▸ Material shown:
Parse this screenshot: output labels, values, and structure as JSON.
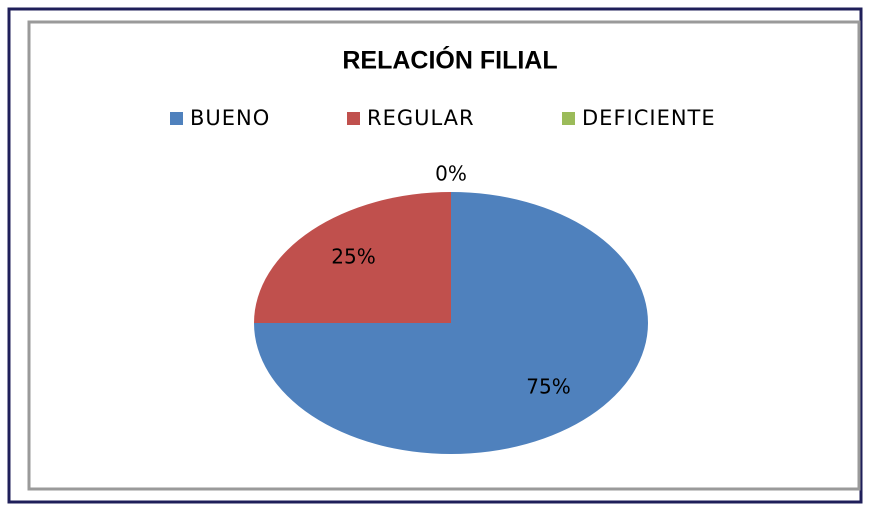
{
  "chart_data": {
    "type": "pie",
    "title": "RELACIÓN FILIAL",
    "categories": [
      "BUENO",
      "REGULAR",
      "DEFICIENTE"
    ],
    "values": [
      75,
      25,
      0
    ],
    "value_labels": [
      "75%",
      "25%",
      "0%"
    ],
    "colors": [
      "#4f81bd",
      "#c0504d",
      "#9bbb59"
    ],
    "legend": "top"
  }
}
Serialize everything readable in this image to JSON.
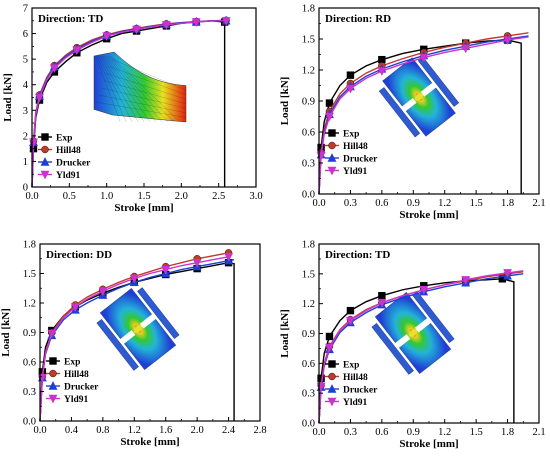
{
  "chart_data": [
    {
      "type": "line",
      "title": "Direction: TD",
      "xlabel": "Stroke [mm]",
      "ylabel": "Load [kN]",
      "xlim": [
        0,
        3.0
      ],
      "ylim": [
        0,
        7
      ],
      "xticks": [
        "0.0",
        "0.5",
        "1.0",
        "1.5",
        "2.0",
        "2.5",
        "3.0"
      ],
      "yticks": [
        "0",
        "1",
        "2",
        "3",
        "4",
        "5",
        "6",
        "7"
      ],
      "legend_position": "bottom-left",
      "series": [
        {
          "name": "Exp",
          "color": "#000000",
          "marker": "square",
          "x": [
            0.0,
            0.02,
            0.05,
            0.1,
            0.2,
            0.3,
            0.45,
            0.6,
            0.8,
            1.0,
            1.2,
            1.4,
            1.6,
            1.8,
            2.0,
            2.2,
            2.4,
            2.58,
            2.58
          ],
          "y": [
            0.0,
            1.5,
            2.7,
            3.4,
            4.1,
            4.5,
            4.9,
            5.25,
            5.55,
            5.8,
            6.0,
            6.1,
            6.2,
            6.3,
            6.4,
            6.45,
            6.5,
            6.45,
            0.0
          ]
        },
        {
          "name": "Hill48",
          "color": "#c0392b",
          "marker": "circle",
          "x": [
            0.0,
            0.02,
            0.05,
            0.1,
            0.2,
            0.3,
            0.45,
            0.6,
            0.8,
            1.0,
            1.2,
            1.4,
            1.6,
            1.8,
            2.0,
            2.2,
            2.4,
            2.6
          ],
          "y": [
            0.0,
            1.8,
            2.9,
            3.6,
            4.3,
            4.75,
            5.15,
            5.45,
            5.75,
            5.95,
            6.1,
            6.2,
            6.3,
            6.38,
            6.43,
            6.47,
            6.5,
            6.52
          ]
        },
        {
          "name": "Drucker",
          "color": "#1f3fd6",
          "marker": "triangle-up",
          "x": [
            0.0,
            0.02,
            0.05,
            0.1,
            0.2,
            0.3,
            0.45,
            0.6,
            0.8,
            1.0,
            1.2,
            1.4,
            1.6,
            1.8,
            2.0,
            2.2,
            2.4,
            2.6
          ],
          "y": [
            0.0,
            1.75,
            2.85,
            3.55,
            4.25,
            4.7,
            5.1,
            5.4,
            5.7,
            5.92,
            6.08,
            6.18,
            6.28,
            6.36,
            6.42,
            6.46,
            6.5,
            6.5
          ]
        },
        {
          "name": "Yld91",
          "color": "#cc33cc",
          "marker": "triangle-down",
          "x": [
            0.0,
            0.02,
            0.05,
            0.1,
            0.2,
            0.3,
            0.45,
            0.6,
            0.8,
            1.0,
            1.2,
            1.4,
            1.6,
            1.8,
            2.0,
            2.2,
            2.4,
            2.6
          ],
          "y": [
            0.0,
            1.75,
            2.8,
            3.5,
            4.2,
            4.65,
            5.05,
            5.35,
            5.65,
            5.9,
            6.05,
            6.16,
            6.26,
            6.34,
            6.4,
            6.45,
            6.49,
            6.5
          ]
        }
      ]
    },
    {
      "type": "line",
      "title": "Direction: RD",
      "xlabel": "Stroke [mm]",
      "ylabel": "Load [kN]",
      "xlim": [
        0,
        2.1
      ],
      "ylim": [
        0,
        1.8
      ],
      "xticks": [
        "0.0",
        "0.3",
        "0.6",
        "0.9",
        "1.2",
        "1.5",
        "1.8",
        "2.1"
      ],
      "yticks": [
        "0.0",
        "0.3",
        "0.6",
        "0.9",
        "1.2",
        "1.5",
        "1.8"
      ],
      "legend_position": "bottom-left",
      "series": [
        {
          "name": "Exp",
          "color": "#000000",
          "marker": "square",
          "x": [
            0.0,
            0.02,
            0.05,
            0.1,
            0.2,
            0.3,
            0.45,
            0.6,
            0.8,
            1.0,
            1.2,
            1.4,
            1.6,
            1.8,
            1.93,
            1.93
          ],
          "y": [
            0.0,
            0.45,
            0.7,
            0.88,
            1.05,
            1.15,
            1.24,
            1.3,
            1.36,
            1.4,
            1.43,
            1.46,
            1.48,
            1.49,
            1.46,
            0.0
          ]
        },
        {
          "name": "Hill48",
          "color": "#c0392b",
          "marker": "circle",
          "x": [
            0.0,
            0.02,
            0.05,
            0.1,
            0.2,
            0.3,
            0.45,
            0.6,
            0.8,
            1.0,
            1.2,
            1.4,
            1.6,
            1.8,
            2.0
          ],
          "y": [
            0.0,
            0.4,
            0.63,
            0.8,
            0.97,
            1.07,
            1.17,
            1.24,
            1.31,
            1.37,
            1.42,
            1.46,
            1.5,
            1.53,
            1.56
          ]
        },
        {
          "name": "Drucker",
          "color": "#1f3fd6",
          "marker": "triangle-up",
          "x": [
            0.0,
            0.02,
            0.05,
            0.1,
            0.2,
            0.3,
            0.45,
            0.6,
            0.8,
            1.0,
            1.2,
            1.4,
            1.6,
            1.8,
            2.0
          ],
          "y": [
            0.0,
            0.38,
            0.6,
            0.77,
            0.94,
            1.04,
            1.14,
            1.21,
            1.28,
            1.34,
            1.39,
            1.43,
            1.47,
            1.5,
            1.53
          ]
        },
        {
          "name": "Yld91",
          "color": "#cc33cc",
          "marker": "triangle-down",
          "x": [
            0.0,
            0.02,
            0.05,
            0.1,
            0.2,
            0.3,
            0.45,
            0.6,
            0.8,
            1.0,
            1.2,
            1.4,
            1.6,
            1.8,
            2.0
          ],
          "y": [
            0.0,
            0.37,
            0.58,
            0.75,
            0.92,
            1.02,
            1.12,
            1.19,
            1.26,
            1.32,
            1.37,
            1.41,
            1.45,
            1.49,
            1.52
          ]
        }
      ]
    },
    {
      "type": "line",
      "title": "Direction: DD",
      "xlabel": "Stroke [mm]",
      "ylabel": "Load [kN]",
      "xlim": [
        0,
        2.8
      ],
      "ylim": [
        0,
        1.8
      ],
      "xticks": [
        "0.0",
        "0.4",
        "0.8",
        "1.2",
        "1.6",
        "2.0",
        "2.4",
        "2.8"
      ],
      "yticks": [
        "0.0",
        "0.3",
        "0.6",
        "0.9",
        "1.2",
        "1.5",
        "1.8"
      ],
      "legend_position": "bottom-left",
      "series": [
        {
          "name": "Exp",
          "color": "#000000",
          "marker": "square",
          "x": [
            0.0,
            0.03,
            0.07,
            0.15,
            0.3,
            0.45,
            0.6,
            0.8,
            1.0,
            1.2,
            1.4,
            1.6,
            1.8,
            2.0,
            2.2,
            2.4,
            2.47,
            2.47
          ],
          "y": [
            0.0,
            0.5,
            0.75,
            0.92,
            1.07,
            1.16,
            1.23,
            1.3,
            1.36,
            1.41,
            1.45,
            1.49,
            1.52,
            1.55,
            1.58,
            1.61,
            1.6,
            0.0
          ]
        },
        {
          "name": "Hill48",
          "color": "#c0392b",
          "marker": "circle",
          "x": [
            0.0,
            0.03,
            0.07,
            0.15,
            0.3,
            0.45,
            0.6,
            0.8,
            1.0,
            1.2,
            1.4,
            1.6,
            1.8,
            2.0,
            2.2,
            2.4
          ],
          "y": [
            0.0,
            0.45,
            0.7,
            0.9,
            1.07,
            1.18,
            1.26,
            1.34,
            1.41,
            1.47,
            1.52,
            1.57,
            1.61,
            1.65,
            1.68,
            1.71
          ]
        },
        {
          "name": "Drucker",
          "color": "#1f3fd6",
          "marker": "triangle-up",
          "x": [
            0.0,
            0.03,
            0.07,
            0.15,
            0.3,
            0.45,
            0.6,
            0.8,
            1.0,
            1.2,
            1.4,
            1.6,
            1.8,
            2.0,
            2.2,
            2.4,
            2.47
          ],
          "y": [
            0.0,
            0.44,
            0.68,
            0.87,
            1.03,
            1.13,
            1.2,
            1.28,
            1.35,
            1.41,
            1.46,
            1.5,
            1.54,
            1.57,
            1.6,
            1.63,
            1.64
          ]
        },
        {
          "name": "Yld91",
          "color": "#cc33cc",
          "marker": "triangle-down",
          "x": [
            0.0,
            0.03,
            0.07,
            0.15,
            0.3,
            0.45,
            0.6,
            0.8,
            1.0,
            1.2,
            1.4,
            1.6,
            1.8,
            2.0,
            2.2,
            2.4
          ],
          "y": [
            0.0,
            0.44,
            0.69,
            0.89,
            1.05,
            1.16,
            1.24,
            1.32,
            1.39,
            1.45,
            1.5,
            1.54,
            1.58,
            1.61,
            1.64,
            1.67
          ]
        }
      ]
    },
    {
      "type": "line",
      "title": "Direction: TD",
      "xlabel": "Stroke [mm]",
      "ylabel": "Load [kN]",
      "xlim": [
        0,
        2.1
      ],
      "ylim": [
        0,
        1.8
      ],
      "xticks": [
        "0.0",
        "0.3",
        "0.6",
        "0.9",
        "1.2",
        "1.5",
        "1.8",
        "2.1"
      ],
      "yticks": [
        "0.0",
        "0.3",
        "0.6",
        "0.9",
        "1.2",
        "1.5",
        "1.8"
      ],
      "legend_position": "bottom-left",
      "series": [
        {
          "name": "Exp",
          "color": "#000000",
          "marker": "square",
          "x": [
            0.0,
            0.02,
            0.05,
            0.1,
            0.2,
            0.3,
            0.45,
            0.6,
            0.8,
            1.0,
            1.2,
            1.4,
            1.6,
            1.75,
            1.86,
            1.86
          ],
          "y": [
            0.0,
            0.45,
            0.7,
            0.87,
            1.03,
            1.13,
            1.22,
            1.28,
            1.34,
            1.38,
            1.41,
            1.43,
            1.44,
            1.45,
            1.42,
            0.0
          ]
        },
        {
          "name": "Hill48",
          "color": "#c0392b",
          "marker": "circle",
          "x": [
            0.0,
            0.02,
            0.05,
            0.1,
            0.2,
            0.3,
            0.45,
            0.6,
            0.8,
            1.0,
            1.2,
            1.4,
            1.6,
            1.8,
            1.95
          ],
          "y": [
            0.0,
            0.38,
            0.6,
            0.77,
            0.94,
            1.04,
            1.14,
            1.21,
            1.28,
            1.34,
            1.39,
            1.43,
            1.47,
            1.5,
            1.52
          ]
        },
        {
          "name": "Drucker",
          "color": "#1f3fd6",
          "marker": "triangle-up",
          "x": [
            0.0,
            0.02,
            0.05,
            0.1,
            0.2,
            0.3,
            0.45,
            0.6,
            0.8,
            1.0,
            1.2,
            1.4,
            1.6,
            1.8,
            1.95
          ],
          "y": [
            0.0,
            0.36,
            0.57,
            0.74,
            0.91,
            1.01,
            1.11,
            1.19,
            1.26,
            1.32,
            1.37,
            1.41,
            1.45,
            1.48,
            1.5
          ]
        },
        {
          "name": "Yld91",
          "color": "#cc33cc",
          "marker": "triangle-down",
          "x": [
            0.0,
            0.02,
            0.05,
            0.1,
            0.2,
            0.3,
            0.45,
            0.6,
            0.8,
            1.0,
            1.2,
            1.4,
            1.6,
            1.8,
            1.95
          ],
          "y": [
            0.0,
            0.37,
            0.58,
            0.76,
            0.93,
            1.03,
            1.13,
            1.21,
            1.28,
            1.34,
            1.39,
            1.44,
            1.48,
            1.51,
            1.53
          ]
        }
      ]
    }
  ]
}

▸ Problem statement: Check each line of the entries above, and show every one holding the word "values".

▸ Answer for the task:
Parse this screenshot: output labels, values, and structure as JSON.
    "values": [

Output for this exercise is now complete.